YOUR GOAL: Quote every line as given.

RECORDS SUPPLIED:
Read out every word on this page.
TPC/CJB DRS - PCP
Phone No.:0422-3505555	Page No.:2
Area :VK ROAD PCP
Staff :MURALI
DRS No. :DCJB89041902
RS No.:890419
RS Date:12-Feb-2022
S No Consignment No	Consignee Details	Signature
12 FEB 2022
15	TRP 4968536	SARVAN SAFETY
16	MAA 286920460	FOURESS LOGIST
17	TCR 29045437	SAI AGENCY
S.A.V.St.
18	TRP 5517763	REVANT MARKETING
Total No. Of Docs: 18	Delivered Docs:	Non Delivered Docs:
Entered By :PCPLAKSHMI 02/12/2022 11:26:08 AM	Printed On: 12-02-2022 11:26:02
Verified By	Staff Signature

EXERCISE RESPONSE:
Read out every word on this page.
TPC/CJB DRS - PCP
Phone No.:0422-3505555	Page No.:2
Area :VK ROAD PCP
Staff :MURALI
DRS No. :DCJB89041902
RS No.:890419
RS Date:12-Feb-2022
S No Consignment No	Consignee Details	Signature
12 FEB 2022
15	TRP 4968536	SARVAN SAFETY
16	MAA 286920460	FOURESS LOGIST
17	TCR 29045437	SAI AGENCY
S.A.V.St.
18	TRP 5517763	REVANT MARKETING
Total No. Of Docs: 18	Delivered Docs:	Non Delivered Docs:
Entered By :PCPLAKSHMI 02/12/2022 11:26:08 AM	Printed On: 12-02-2022 11:26:02
Verified By	Staff Signature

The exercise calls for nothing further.